Work required —
Without omitting anything, return the records precisely as given.

Data supplied —
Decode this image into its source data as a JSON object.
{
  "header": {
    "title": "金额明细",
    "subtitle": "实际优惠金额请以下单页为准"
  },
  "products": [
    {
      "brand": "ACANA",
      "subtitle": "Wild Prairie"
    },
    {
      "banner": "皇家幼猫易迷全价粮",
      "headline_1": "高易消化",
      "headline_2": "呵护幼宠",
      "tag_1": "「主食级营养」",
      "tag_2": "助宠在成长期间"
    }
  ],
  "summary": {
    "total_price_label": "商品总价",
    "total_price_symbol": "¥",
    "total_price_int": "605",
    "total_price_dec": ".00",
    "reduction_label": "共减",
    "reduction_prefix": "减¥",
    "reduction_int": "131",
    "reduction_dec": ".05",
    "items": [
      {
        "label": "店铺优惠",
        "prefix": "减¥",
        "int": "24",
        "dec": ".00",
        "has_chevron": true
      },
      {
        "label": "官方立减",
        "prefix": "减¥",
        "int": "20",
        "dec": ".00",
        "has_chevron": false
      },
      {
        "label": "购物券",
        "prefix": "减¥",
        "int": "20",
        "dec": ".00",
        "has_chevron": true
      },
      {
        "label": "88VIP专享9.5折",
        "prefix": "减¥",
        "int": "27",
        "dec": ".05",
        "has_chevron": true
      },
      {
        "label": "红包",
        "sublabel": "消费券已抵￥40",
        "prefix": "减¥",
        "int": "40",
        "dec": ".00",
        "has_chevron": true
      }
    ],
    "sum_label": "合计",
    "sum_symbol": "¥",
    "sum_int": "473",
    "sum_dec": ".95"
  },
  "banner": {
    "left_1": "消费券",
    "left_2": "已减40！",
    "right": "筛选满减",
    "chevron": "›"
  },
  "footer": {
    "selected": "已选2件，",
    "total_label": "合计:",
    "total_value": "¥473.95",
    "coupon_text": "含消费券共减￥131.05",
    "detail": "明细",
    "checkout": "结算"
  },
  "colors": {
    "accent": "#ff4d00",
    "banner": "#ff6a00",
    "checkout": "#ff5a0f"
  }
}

Answer to this task —
Decode this image into its source data as a JSON object.
{
  "header": {
    "title": "金额明细",
    "subtitle": "实际优惠金额请以下单页为准"
  },
  "products": [
    {
      "brand": "ACANA",
      "subtitle": "Wild Prairie"
    },
    {
      "banner": "皇家幼猫易迷全价粮",
      "headline_1": "高易消化",
      "headline_2": "呵护幼宠",
      "tag_1": "「主食级营养」",
      "tag_2": "助宠在成长期间"
    }
  ],
  "summary": {
    "total_price_label": "商品总价",
    "total_price_symbol": "¥",
    "total_price_int": "605",
    "total_price_dec": ".00",
    "reduction_label": "共减",
    "reduction_prefix": "减¥",
    "reduction_int": "131",
    "reduction_dec": ".05",
    "items": [
      {
        "label": "店铺优惠",
        "prefix": "减¥",
        "int": "24",
        "dec": ".00",
        "has_chevron": true
      },
      {
        "label": "官方立减",
        "prefix": "减¥",
        "int": "20",
        "dec": ".00",
        "has_chevron": false
      },
      {
        "label": "购物券",
        "prefix": "减¥",
        "int": "20",
        "dec": ".00",
        "has_chevron": true
      },
      {
        "label": "88VIP专享9.5折",
        "prefix": "减¥",
        "int": "27",
        "dec": ".05",
        "has_chevron": true
      },
      {
        "label": "红包",
        "sublabel": "消费券已抵￥40",
        "prefix": "减¥",
        "int": "40",
        "dec": ".00",
        "has_chevron": true
      }
    ],
    "sum_label": "合计",
    "sum_symbol": "¥",
    "sum_int": "473",
    "sum_dec": ".95"
  },
  "banner": {
    "left_1": "消费券",
    "left_2": "已减40！",
    "right": "筛选满减",
    "chevron": "›"
  },
  "footer": {
    "selected": "已选2件，",
    "total_label": "合计:",
    "total_value": "¥473.95",
    "coupon_text": "含消费券共减￥131.05",
    "detail": "明细",
    "checkout": "结算"
  },
  "colors": {
    "accent": "#ff4d00",
    "banner": "#ff6a00",
    "checkout": "#ff5a0f"
  }
}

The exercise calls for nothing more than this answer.